Saved entries:
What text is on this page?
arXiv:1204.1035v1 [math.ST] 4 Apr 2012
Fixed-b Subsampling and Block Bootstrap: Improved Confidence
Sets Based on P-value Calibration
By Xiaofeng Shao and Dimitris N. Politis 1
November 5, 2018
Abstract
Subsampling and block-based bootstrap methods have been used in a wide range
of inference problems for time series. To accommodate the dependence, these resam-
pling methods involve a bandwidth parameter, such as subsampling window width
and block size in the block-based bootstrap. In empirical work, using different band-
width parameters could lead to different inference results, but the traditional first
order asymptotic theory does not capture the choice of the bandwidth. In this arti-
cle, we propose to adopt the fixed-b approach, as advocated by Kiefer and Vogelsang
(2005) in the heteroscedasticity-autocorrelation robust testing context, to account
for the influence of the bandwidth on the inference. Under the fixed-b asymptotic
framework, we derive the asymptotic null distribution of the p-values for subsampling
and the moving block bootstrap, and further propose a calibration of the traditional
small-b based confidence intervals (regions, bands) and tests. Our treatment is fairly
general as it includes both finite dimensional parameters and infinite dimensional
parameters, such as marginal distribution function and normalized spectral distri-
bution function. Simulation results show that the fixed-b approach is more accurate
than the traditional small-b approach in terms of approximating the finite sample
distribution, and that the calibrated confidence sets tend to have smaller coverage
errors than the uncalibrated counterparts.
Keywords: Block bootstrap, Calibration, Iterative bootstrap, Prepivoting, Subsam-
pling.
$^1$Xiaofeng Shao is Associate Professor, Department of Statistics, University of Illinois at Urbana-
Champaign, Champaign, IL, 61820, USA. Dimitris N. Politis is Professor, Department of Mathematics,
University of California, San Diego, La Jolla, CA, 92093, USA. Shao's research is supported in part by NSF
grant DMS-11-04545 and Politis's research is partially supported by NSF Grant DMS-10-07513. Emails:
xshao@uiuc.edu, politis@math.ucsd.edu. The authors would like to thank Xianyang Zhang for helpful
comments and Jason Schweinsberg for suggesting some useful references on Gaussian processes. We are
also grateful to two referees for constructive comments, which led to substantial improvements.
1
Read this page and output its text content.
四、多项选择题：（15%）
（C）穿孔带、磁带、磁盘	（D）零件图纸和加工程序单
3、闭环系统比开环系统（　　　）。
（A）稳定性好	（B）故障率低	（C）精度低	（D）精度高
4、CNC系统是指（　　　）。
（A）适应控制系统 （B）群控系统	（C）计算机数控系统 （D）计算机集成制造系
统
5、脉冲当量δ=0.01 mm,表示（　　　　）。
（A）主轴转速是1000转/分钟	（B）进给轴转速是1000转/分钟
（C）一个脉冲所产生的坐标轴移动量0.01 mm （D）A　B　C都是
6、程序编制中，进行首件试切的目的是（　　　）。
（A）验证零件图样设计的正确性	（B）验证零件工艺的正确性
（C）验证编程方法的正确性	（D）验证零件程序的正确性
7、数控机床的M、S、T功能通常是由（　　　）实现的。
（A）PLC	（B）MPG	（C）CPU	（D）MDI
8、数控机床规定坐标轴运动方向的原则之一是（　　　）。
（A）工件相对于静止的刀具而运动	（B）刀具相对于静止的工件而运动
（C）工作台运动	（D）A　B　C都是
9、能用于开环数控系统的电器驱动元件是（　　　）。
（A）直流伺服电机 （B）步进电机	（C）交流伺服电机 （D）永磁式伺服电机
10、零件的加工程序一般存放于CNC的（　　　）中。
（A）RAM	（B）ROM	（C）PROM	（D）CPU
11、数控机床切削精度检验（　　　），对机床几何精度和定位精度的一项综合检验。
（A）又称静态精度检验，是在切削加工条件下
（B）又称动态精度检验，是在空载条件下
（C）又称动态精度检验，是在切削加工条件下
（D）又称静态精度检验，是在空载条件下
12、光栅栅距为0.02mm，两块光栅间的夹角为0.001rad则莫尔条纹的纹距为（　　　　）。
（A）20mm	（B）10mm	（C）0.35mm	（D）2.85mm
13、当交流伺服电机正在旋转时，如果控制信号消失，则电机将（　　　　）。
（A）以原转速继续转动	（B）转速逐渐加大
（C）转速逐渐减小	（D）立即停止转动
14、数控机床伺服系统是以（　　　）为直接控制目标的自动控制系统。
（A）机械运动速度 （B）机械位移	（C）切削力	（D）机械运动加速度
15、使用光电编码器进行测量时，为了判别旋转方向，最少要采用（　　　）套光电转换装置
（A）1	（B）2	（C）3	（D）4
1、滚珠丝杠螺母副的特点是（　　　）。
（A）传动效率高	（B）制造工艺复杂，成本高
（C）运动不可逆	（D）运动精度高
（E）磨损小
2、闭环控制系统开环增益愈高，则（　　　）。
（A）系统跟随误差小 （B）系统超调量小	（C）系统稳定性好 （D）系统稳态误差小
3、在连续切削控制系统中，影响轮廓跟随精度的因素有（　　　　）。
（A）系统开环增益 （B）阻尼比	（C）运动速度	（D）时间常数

_WHAT TO DO_
Report each line in the preceding entries that holds the string "this".

_THE SOLUTION_
What text is on this page?
order asymptotic theory does not capture the choice of the bandwidth. In this arti-
Read this page and output its text content.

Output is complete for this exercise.